→ Records supplied

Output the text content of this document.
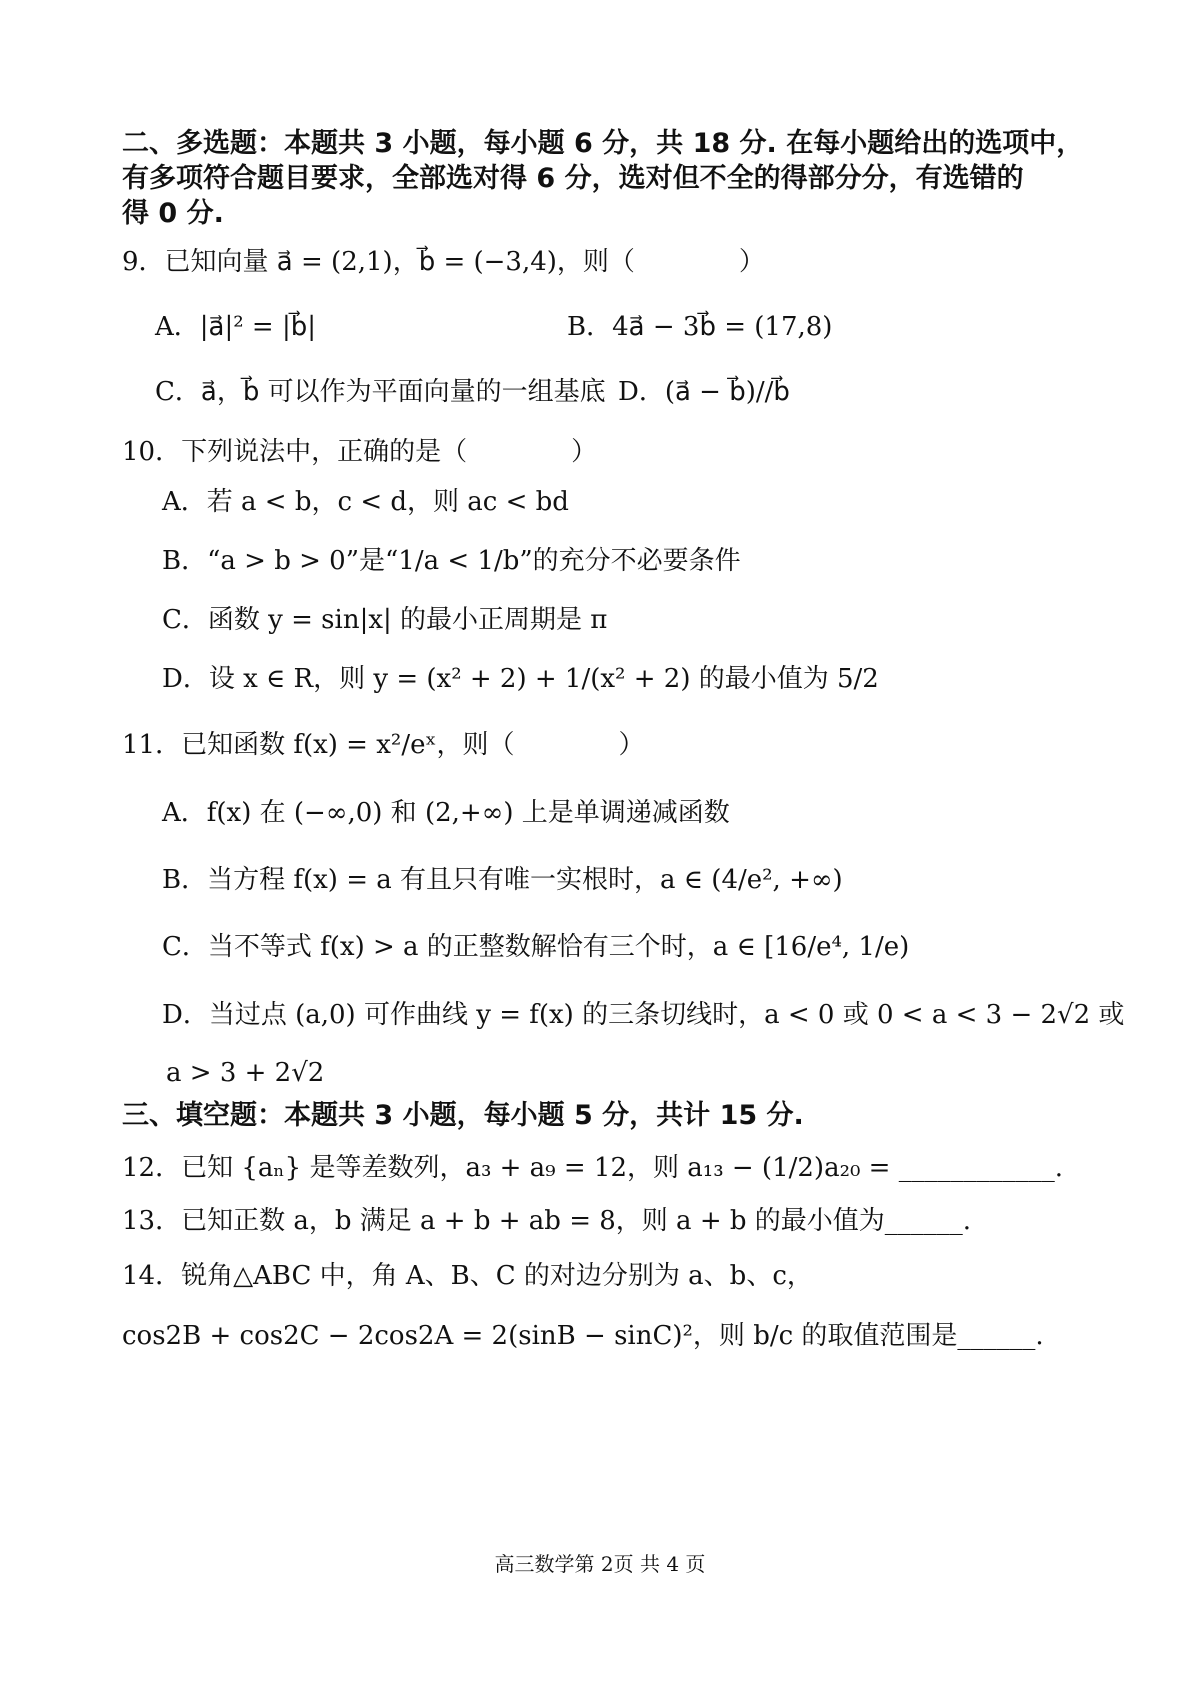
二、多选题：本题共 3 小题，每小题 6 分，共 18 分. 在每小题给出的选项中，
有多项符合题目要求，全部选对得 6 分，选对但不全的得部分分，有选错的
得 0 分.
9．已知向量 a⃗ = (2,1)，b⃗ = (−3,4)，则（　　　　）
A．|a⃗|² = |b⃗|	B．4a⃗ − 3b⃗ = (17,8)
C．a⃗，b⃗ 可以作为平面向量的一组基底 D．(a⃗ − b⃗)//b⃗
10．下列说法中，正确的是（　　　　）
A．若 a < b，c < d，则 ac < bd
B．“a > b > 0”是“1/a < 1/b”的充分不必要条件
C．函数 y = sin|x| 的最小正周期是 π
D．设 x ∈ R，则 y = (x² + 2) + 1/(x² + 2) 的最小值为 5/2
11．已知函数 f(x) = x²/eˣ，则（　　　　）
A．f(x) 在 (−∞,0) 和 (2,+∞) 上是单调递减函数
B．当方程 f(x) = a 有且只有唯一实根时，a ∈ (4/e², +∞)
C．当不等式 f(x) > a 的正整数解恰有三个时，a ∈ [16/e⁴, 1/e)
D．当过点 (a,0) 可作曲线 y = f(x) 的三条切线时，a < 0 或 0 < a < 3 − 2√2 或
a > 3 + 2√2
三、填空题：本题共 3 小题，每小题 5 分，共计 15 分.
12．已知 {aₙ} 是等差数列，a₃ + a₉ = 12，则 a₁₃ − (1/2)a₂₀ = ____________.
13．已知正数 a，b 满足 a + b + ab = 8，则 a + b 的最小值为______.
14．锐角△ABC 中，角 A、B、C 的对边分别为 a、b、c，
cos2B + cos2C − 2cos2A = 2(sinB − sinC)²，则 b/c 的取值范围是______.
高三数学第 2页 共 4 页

==

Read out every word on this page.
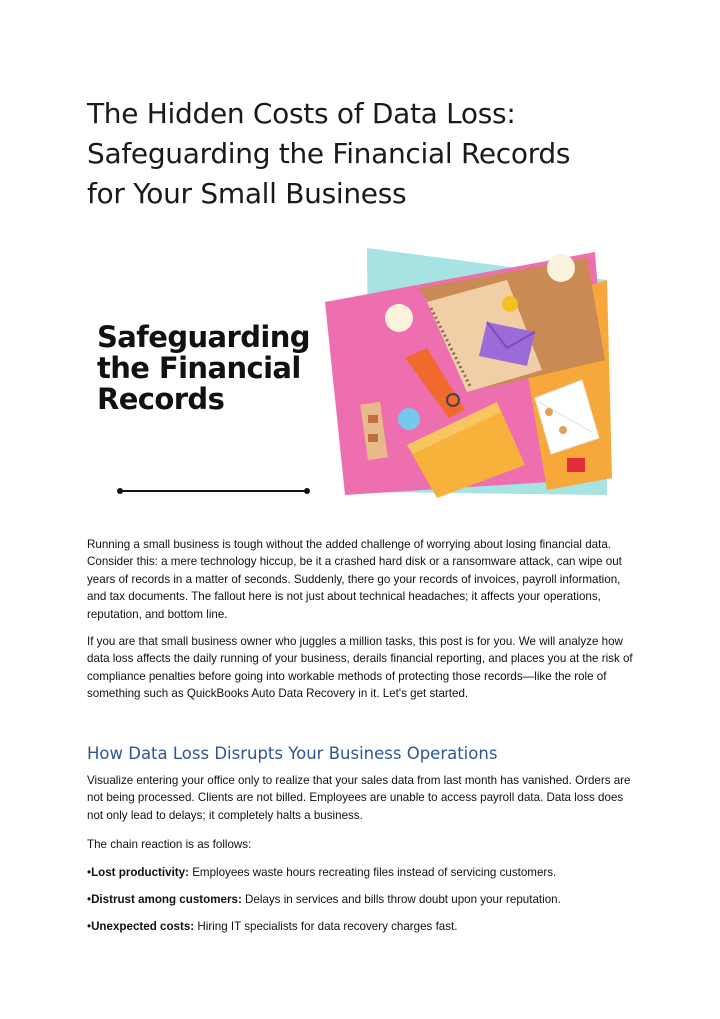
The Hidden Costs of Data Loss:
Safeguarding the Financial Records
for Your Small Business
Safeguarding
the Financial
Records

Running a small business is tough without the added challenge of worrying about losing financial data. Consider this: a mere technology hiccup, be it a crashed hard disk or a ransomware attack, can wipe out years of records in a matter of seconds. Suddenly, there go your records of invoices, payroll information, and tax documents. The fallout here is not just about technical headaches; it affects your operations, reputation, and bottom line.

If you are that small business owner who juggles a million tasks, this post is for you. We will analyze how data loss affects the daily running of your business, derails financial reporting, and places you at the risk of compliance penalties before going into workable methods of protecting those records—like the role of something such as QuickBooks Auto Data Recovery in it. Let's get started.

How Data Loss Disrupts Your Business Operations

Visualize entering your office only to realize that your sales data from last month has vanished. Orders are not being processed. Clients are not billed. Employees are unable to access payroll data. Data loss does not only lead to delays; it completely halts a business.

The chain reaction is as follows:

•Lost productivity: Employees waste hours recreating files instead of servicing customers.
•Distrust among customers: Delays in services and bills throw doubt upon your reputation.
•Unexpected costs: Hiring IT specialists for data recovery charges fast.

→ Required task
The word "affects" may occur in lines of the records. Report how many such lines there are, giving only the number.

→ Worked answer
2